REQUIRED WORK » Count the lines in the entries below that contain the string "crear", matching case exactly. Give only the number.

= = =

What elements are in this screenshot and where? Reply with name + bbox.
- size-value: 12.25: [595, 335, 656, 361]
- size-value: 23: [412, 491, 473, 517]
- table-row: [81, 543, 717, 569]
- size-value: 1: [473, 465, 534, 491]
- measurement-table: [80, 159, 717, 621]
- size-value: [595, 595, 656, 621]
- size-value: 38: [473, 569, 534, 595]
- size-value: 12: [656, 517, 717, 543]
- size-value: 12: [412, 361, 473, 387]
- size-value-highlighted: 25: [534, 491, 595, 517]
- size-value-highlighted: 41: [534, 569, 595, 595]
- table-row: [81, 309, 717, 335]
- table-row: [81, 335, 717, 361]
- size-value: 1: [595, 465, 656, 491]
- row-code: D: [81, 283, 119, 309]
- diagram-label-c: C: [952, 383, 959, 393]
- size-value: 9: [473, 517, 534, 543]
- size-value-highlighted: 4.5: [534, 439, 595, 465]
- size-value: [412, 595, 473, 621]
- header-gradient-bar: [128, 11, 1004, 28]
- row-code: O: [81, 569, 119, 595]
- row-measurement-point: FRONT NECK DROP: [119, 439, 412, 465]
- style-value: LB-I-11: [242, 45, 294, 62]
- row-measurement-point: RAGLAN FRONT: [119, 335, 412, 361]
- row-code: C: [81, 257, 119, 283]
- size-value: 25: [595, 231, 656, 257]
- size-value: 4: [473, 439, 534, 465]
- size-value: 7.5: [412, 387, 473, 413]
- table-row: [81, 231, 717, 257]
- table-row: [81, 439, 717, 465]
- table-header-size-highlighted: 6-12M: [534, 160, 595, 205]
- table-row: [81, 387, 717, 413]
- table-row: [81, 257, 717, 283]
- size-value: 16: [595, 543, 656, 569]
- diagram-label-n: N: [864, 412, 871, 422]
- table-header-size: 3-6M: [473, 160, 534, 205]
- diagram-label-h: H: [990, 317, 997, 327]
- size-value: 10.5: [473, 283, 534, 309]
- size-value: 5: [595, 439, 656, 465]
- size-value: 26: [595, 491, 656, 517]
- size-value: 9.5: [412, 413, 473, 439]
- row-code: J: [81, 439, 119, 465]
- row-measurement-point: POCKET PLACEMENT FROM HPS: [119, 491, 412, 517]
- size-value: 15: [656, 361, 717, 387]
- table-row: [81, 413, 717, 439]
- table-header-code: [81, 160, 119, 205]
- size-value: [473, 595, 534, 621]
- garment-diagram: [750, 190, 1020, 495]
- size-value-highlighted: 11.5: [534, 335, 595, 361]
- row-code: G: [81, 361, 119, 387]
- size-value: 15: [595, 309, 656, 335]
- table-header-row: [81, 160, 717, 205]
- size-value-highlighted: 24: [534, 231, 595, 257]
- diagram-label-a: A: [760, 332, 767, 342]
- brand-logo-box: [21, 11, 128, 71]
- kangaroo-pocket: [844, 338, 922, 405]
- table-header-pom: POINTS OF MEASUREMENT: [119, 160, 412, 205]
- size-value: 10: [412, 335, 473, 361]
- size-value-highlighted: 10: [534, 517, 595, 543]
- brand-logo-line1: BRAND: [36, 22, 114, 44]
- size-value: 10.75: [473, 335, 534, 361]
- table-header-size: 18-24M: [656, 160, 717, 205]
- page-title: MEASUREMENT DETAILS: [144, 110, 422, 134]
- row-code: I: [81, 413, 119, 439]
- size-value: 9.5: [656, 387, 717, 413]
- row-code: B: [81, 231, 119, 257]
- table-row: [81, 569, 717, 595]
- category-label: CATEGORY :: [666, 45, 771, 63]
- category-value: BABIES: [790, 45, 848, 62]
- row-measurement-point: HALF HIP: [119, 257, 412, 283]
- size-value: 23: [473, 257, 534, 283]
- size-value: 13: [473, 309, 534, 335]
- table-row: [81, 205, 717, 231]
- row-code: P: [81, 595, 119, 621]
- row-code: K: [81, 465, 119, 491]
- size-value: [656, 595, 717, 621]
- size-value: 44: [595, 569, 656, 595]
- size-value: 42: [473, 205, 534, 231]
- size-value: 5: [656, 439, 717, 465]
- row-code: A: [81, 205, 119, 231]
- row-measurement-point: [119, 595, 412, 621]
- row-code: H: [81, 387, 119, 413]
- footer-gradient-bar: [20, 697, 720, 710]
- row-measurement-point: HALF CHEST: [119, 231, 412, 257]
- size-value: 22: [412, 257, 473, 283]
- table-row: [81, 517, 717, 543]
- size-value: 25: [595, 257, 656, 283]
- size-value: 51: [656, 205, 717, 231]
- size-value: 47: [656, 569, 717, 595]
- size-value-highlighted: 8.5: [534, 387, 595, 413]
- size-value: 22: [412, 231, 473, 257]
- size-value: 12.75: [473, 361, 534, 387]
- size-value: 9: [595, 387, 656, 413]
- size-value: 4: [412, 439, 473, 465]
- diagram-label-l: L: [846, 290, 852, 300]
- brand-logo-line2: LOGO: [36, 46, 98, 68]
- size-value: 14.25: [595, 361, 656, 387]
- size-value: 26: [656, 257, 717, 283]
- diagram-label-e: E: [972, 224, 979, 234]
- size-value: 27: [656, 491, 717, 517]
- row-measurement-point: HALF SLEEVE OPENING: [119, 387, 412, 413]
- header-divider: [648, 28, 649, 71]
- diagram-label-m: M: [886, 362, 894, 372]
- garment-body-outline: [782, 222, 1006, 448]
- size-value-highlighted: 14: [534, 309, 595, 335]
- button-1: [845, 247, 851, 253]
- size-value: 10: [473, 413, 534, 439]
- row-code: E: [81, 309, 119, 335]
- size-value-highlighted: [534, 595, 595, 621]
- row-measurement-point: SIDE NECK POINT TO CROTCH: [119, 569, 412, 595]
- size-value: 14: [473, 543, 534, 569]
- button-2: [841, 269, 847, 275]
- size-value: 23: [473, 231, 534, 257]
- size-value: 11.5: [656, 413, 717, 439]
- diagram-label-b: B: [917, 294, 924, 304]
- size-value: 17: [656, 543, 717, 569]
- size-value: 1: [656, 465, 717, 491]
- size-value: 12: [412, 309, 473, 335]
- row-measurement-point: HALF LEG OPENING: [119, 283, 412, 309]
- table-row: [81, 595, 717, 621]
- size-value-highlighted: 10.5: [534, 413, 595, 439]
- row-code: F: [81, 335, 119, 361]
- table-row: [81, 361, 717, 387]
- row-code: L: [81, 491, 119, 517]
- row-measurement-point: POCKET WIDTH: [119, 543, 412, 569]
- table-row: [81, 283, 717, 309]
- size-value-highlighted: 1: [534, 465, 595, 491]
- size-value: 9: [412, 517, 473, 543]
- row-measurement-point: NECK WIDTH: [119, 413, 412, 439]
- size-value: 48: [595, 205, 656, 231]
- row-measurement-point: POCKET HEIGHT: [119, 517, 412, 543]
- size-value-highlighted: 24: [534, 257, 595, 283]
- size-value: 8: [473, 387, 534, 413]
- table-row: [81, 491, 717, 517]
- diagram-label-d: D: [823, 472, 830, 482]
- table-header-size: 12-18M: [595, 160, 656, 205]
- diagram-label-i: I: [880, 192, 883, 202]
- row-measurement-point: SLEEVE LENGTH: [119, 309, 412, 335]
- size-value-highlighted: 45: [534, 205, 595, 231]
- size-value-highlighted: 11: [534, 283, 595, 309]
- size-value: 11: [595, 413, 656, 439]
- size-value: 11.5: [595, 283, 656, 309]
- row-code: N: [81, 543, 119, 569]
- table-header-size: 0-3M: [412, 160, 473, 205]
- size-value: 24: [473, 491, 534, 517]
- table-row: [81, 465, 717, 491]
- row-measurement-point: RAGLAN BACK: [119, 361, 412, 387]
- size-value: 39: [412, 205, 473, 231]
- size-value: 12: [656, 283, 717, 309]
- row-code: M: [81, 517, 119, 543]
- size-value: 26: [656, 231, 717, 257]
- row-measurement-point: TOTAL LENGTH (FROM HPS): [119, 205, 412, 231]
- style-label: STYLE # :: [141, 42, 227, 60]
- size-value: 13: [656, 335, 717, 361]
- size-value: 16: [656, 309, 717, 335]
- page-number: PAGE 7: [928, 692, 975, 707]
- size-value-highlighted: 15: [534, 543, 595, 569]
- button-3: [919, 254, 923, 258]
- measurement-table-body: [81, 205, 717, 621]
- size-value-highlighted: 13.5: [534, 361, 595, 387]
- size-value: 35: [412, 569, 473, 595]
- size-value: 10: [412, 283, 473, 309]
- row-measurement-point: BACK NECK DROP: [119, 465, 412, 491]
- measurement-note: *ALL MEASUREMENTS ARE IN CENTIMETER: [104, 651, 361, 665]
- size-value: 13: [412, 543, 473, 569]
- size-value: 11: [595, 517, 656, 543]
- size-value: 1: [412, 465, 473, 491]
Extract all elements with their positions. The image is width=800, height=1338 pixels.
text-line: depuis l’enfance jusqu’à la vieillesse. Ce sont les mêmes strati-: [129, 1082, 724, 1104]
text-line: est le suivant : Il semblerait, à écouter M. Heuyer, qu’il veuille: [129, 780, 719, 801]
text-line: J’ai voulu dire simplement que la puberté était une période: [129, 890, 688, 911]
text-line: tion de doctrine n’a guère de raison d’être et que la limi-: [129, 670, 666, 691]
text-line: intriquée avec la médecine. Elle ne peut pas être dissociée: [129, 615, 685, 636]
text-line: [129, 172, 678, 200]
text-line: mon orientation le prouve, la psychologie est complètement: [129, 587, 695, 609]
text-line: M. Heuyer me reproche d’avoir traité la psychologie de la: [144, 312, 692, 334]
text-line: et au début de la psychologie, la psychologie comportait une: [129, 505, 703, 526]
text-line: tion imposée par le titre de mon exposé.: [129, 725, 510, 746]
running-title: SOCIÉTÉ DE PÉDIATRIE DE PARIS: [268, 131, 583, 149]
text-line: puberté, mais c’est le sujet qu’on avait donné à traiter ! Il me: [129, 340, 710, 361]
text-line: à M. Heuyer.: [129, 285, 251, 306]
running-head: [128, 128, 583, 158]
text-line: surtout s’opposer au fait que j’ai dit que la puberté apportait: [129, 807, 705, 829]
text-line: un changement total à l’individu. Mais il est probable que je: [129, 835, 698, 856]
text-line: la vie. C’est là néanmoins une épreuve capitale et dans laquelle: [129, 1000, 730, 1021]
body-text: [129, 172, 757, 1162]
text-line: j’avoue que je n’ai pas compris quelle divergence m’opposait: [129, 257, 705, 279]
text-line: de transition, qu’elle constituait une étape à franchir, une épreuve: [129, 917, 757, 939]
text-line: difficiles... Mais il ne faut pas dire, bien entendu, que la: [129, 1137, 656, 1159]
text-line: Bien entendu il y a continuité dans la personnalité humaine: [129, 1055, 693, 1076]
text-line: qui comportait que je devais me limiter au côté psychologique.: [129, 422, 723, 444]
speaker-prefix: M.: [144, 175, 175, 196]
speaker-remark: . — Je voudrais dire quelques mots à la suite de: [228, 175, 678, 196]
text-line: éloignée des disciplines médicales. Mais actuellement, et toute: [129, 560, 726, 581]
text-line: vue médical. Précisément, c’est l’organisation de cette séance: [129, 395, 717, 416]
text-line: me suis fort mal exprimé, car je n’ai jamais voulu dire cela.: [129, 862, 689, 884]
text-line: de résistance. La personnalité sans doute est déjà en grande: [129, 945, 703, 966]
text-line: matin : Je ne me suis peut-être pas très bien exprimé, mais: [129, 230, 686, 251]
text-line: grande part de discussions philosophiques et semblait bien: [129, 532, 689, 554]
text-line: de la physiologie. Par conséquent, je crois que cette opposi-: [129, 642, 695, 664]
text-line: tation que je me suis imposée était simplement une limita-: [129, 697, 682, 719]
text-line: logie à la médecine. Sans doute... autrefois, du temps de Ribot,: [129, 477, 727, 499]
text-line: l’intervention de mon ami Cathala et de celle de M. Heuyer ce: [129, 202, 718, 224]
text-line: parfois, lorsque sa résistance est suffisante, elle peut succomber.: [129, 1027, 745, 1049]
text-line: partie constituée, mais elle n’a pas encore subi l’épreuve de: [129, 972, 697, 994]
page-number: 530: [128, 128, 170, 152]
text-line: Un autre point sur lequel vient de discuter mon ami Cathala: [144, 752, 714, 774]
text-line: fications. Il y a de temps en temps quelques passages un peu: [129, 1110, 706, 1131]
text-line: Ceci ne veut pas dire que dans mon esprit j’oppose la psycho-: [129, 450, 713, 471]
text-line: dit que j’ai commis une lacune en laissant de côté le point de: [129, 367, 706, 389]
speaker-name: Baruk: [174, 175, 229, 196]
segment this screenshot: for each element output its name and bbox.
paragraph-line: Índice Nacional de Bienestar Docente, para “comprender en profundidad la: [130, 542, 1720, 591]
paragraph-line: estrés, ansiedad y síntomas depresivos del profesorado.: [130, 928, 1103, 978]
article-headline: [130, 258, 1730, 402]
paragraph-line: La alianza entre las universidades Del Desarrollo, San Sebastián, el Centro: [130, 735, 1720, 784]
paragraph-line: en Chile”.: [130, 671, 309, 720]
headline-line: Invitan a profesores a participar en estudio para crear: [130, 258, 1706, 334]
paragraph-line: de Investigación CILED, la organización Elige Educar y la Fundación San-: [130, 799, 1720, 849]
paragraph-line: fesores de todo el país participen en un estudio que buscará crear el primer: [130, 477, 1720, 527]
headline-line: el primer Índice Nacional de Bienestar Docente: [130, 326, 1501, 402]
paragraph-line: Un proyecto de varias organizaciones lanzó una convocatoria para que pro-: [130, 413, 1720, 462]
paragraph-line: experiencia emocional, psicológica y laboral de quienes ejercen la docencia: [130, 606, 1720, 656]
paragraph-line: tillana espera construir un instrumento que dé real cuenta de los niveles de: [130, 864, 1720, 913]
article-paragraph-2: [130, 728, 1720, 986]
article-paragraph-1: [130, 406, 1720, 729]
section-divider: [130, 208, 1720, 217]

= = =

REPLY » 2